-- Written request --
Pictures in the records should not be copied, but every other part must be repeated exactly.

++++ Dataset content ++++

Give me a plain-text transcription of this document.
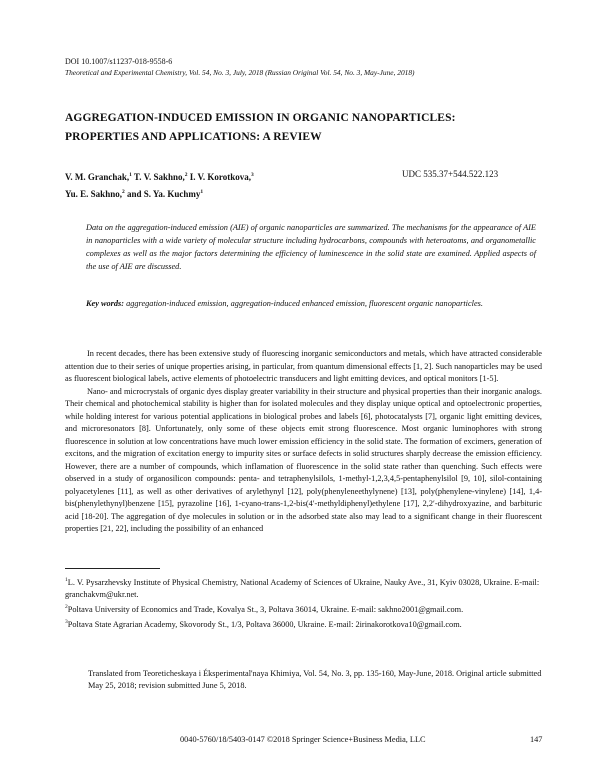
DOI 10.1007/s11237-018-9558-6
Theoretical and Experimental Chemistry, Vol. 54, No. 3, July, 2018 (Russian Original Vol. 54, No. 3, May-June, 2018)
AGGREGATION-INDUCED EMISSION IN ORGANIC NANOPARTICLES:
PROPERTIES AND APPLICATIONS: A REVIEW
V. M. Granchak,$^1$ T. V. Sakhno,$^2$ I. V. Korotkova,$^3$
Yu. E. Sakhno,$^2$ and S. Ya. Kuchmy$^1$
UDC 535.37+544.522.123
Data on the aggregation-induced emission (AIE) of organic nanoparticles are summarized. The mechanisms for the appearance of AIE in nanoparticles with a wide variety of molecular structure including hydrocarbons, compounds with heteroatoms, and organometallic complexes as well as the major factors determining the efficiency of luminescence in the solid state are examined. Applied aspects of the use of AIE are discussed.
Key words: aggregation-induced emission, aggregation-induced enhanced emission, fluorescent organic nanoparticles.

In recent decades, there has been extensive study of fluorescing inorganic semiconductors and metals, which have attracted considerable attention due to their series of unique properties arising, in particular, from quantum dimensional effects [1, 2]. Such nanoparticles may be used as fluorescent biological labels, active elements of photoelectric transducers and light emitting devices, and optical monitors [1-5].

Nano- and microcrystals of organic dyes display greater variability in their structure and physical properties than their inorganic analogs. Their chemical and photochemical stability is higher than for isolated molecules and they display unique optical and optoelectronic properties, while holding interest for various potential applications in biological probes and labels [6], photocatalysts [7], organic light emitting devices, and microresonators [8]. Unfortunately, only some of these objects emit strong fluorescence. Most organic luminophores with strong fluorescence in solution at low concentrations have much lower emission efficiency in the solid state. The formation of excimers, generation of excitons, and the migration of excitation energy to impurity sites or surface defects in solid structures sharply decrease the emission efficiency. However, there are a number of compounds, which inflamation of fluorescence in the solid state rather than quenching. Such effects were observed in a study of organosilicon compounds: penta- and tetraphenylsilols, 1-methyl-1,2,3,4,5-pentaphenylsilol [9, 10], silol-containing polyacetylenes [11], as well as other derivatives of arylethynyl [12], poly(phenyleneethylynene) [13], poly(phenylene-vinylene) [14], 1,4-bis(phenylethynyl)benzene [15], pyrazoline [16], 1-cyano-trans-1,2-bis(4′-methyldiphenyl)ethylene [17], 2,2′-dihydroxyazine, and barbituric acid [18-20]. The aggregation of dye molecules in solution or in the adsorbed state also may lead to a significant change in their fluorescent properties [21, 22], including the possibility of an enhanced

$^1$L. V. Pysarzhevsky Institute of Physical Chemistry, National Academy of Sciences of Ukraine, Nauky Ave., 31, Kyiv 03028, Ukraine. E-mail: granchakvm@ukr.net.
$^2$Poltava University of Economics and Trade, Kovalya St., 3, Poltava 36014, Ukraine. E-mail: sakhno2001@gmail.com.
$^3$Poltava State Agrarian Academy, Skovorody St., 1/3, Poltava 36000, Ukraine. E-mail: 2irinakorotkova10@gmail.com.
Translated from Teoreticheskaya i Éksperimental'naya Khimiya, Vol. 54, No. 3, pp. 135-160, May-June, 2018. Original article submitted May 25, 2018; revision submitted June 5, 2018.
0040-5760/18/5403-0147 ©2018 Springer Science+Business Media, LLC	147
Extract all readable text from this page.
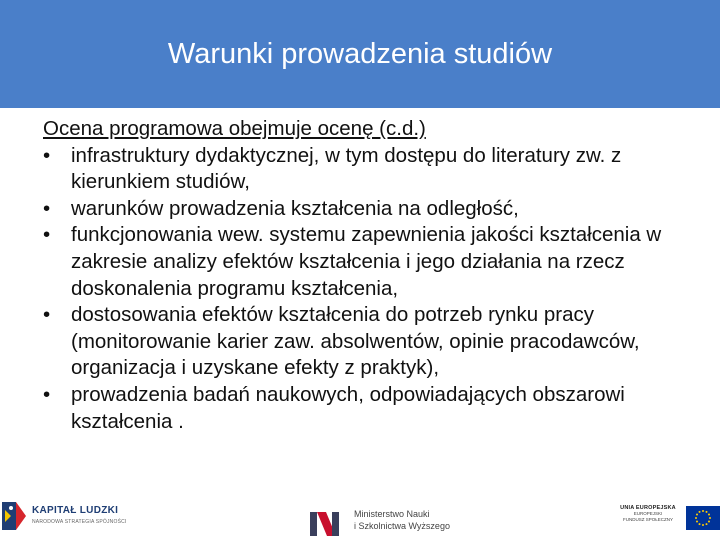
Warunki prowadzenia studiów
Ocena programowa obejmuje ocenę (c.d.)
• infrastruktury dydaktycznej, w tym dostępu do literatury zw. z kierunkiem studiów,
• warunków prowadzenia kształcenia na odległość,
• funkcjonowania wew. systemu zapewnienia jakości kształcenia w zakresie analizy efektów kształcenia i jego działania na rzecz doskonalenia programu kształcenia,
• dostosowania efektów kształcenia do potrzeb rynku pracy (monitorowanie karier zaw. absolwentów, opinie pracodawców, organizacja i uzyskane efekty z praktyk),
• prowadzenia badań naukowych, odpowiadających obszarowi kształcenia .
KAPITAŁ LUDZKI
NARODOWA STRATEGIA SPÓJNOŚCI
Ministerstwo Nauki
i Szkolnictwa Wyższego
UNIA EUROPEJSKA
EUROPEJSKI
FUNDUSZ SPOŁECZNY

++++

-- Solution --
Give me a plain-text transcription of this document.
DOI 10.1007/s11237-018-9558-6
Theoretical and Experimental Chemistry, Vol. 54, No. 3, July, 2018 (Russian Original Vol. 54, No. 3, May-June, 2018)
AGGREGATION-INDUCED EMISSION IN ORGANIC NANOPARTICLES:
PROPERTIES AND APPLICATIONS: A REVIEW
V. M. Granchak,$^1$ T. V. Sakhno,$^2$ I. V. Korotkova,$^3$
Yu. E. Sakhno,$^2$ and S. Ya. Kuchmy$^1$
UDC 535.37+544.522.123
Data on the aggregation-induced emission (AIE) of organic nanoparticles are summarized. The mechanisms for the appearance of AIE in nanoparticles with a wide variety of molecular structure including hydrocarbons, compounds with heteroatoms, and organometallic complexes as well as the major factors determining the efficiency of luminescence in the solid state are examined. Applied aspects of the use of AIE are discussed.
Key words: aggregation-induced emission, aggregation-induced enhanced emission, fluorescent organic nanoparticles.

In recent decades, there has been extensive study of fluorescing inorganic semiconductors and metals, which have attracted considerable attention due to their series of unique properties arising, in particular, from quantum dimensional effects [1, 2]. Such nanoparticles may be used as fluorescent biological labels, active elements of photoelectric transducers and light emitting devices, and optical monitors [1-5].

Nano- and microcrystals of organic dyes display greater variability in their structure and physical properties than their inorganic analogs. Their chemical and photochemical stability is higher than for isolated molecules and they display unique optical and optoelectronic properties, while holding interest for various potential applications in biological probes and labels [6], photocatalysts [7], organic light emitting devices, and microresonators [8]. Unfortunately, only some of these objects emit strong fluorescence. Most organic luminophores with strong fluorescence in solution at low concentrations have much lower emission efficiency in the solid state. The formation of excimers, generation of excitons, and the migration of excitation energy to impurity sites or surface defects in solid structures sharply decrease the emission efficiency. However, there are a number of compounds, which inflamation of fluorescence in the solid state rather than quenching. Such effects were observed in a study of organosilicon compounds: penta- and tetraphenylsilols, 1-methyl-1,2,3,4,5-pentaphenylsilol [9, 10], silol-containing polyacetylenes [11], as well as other derivatives of arylethynyl [12], poly(phenyleneethylynene) [13], poly(phenylene-vinylene) [14], 1,4-bis(phenylethynyl)benzene [15], pyrazoline [16], 1-cyano-trans-1,2-bis(4′-methyldiphenyl)ethylene [17], 2,2′-dihydroxyazine, and barbituric acid [18-20]. The aggregation of dye molecules in solution or in the adsorbed state also may lead to a significant change in their fluorescent properties [21, 22], including the possibility of an enhanced

$^1$L. V. Pysarzhevsky Institute of Physical Chemistry, National Academy of Sciences of Ukraine, Nauky Ave., 31, Kyiv 03028, Ukraine. E-mail: granchakvm@ukr.net.
$^2$Poltava University of Economics and Trade, Kovalya St., 3, Poltava 36014, Ukraine. E-mail: sakhno2001@gmail.com.
$^3$Poltava State Agrarian Academy, Skovorody St., 1/3, Poltava 36000, Ukraine. E-mail: 2irinakorotkova10@gmail.com.
Translated from Teoreticheskaya i Éksperimental'naya Khimiya, Vol. 54, No. 3, pp. 135-160, May-June, 2018. Original article submitted May 25, 2018; revision submitted June 5, 2018.
0040-5760/18/5403-0147 ©2018 Springer Science+Business Media, LLC	147
Extract all readable text from this page.
Warunki prowadzenia studiów
Ocena programowa obejmuje ocenę (c.d.)
• infrastruktury dydaktycznej, w tym dostępu do literatury zw. z kierunkiem studiów,
• warunków prowadzenia kształcenia na odległość,
• funkcjonowania wew. systemu zapewnienia jakości kształcenia w zakresie analizy efektów kształcenia i jego działania na rzecz doskonalenia programu kształcenia,
• dostosowania efektów kształcenia do potrzeb rynku pracy (monitorowanie karier zaw. absolwentów, opinie pracodawców, organizacja i uzyskane efekty z praktyk),
• prowadzenia badań naukowych, odpowiadających obszarowi kształcenia .
KAPITAŁ LUDZKI
NARODOWA STRATEGIA SPÓJNOŚCI
Ministerstwo Nauki
i Szkolnictwa Wyższego
UNIA EUROPEJSKA
EUROPEJSKI
FUNDUSZ SPOŁECZNY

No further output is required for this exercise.